This was “alt-right” heaven. A gathering of some of the biggest names on the circuit. Douglas Murray. Jordan Peterson. Nigel Farage. Niall Ferguson. An echo chamber of self-referential congratulation. A place where people come to have their ideas confirmed, not challenged.
Time and again you heard speakers insist they were saying the unsayable. That their free speech was under attack. And yet no one is stopping them saying or doing anything. They are not under attack from the police or the government. This is not a clandestine meeting. The ExCeL Centre was rented on commercial terms. The only person being excluded from the conference is me. I emailed and texted four different ARC contacts asking for access. No one got back to me. Maybe it’s me who is saying the unsayable. In the end I coughed up for the livestream.
Over the years, I’ve watched some batshit events. This one was right up there. Men and women fighting imaginary battles against an establishment of which they are part. Fighting diversity, inclusion, equality. Anyone who looks and thinks differently to them. All the while, there is literally a war going on in Ukraine. Men and women are dying defending their democratic rights, while the US and Russia meet in Saudi Arabia to carve up the mineral rights of their country without any input from the Ukrainian government. The dictators are taking over the world.

## Exercise 1
Answer these questions about the conference piece:
(a) Which venue was rented on commercial terms?
(b) How many ARC contacts did the writer email and text to ask for access?
(c) In which country are the US and Russia meeting?
## Exercise 2
Which lines of the listing contain the string "přípravou"? Pull out each one in full, treating case as significant.

## Element region listings
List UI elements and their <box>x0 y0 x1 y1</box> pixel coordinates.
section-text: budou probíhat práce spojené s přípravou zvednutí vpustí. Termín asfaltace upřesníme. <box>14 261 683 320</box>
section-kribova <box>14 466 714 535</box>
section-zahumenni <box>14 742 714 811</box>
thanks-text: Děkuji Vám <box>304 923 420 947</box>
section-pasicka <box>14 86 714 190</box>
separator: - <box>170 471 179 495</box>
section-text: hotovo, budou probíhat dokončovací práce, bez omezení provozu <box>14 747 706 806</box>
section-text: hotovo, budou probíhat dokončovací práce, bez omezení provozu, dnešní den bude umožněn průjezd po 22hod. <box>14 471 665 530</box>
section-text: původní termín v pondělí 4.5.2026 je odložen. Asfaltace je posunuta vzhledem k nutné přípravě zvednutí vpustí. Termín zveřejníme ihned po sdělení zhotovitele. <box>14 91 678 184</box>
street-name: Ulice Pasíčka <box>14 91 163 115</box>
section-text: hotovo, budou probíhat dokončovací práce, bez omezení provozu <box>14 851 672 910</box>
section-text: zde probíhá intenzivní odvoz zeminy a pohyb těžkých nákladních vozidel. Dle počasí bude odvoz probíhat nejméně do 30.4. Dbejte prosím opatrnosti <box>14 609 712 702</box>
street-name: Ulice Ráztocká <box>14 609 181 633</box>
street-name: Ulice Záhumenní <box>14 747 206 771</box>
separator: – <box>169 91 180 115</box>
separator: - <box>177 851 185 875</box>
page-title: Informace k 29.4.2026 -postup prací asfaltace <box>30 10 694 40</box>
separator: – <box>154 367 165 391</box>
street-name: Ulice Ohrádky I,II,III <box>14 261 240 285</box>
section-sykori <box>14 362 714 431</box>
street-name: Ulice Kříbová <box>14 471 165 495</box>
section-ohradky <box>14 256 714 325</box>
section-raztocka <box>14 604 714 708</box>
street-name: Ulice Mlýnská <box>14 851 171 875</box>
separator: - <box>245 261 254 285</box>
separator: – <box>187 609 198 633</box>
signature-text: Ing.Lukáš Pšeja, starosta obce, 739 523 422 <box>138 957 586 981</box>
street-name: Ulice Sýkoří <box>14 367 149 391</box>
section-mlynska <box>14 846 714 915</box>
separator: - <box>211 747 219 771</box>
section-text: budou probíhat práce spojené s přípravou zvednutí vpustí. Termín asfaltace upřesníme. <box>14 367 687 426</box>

## Expected output 1
(a) The ExCeL Centre
(b) Four
(c) Saudi Arabia

## Expected output 2
section-text: budou probíhat práce spojené s přípravou zvednutí vpustí. Termín asfaltace upřesníme. <box>14 261 683 320</box>
section-text: budou probíhat práce spojené s přípravou zvednutí vpustí. Termín asfaltace upřesníme. <box>14 367 687 426</box>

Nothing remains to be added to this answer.